◆ EXERCISE DETAILS
Single out the lines of the material that contain "properties" and copy them.

** Start of EXTRACTED DATA **

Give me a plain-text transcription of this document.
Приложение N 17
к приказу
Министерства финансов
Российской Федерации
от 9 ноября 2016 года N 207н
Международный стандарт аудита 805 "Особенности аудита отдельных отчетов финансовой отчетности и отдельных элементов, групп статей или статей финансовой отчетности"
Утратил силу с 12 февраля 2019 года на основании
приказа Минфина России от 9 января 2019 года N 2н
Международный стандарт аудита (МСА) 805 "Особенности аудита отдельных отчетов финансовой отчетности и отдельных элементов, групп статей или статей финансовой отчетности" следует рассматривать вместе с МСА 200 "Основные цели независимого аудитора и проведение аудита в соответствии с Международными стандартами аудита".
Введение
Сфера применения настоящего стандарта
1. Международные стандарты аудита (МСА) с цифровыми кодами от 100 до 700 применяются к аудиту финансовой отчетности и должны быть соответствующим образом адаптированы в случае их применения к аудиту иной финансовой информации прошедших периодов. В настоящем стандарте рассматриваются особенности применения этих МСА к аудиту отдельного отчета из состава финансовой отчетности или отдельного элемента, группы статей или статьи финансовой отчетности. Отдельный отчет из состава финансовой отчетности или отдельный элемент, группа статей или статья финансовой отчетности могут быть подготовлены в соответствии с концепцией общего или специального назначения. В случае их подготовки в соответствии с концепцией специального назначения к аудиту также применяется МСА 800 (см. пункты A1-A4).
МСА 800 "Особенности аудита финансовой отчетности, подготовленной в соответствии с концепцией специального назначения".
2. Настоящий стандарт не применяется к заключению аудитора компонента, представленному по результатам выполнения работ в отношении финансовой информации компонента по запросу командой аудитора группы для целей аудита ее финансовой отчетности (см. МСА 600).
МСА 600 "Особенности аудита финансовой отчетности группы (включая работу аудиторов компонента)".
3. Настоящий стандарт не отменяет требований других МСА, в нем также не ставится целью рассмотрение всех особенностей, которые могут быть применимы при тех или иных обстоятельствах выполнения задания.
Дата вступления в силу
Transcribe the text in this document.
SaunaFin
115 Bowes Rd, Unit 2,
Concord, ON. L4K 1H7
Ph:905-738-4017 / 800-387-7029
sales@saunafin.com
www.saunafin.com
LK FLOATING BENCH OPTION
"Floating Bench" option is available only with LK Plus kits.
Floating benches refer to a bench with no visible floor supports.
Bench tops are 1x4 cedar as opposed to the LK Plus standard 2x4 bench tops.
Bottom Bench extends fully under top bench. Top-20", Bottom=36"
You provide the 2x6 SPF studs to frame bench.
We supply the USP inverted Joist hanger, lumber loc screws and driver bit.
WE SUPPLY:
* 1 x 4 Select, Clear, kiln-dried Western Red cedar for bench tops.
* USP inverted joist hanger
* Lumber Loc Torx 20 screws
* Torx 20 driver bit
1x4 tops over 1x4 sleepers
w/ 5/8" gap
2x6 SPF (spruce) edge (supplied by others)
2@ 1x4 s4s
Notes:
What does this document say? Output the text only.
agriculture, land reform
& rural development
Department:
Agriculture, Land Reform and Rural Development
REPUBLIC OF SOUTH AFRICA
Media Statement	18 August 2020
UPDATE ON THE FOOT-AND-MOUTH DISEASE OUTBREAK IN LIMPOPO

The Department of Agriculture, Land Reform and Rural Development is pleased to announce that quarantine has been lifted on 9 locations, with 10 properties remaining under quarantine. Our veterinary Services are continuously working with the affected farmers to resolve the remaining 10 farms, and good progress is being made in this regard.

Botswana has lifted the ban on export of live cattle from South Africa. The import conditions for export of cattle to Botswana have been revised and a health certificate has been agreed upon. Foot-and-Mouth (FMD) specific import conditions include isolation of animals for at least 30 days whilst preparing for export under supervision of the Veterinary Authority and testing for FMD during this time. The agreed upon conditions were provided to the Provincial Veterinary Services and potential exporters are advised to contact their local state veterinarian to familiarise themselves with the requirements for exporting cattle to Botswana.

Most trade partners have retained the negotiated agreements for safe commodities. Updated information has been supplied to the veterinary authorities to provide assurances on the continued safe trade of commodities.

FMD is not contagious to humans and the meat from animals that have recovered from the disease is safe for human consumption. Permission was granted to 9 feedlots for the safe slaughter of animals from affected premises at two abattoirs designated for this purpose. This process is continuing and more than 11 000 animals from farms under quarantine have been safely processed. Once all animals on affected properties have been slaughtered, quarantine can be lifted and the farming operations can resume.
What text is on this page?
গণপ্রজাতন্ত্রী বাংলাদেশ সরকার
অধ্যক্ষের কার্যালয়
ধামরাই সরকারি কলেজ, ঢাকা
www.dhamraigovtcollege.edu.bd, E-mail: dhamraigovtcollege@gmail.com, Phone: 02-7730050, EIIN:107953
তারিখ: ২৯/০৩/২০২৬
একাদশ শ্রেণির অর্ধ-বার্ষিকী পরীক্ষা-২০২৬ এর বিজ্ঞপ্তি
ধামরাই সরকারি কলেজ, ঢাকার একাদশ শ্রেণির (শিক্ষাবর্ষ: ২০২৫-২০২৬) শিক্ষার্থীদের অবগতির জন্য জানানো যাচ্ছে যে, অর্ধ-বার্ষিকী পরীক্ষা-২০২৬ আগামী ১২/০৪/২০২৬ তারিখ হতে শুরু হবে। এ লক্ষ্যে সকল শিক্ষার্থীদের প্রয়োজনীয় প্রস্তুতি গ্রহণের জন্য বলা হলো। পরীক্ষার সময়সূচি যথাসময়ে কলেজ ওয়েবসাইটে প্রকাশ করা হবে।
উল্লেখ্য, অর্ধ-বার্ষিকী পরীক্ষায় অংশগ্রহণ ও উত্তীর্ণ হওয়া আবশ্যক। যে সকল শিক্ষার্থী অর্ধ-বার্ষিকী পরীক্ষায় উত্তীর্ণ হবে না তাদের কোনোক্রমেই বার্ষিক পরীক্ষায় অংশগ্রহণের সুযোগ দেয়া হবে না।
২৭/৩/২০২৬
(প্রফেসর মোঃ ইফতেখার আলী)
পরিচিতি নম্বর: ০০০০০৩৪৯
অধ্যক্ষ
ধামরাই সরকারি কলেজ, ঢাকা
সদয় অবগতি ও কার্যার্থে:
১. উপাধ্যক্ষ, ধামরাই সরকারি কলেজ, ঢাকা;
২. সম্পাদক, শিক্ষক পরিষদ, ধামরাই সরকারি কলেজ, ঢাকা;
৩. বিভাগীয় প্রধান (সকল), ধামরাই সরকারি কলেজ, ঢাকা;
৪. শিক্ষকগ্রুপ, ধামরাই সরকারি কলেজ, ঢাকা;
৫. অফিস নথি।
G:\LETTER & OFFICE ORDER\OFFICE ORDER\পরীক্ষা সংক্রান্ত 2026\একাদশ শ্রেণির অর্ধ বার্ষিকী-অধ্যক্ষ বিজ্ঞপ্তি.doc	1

** End of EXTRACTED DATA **

◆ FULL OUTPUT
The Department of Agriculture, Land Reform and Rural Development is pleased to announce that quarantine has been lifted on 9 locations, with 10 properties remaining under quarantine. Our veterinary Services are continuously working with the affected farmers to resolve the remaining 10 farms, and good progress is being made in this regard.
FMD is not contagious to humans and the meat from animals that have recovered from the disease is safe for human consumption. Permission was granted to 9 feedlots for the safe slaughter of animals from affected premises at two abattoirs designated for this purpose. This process is continuing and more than 11 000 animals from farms under quarantine have been safely processed. Once all animals on affected properties have been slaughtered, quarantine can be lifted and the farming operations can resume.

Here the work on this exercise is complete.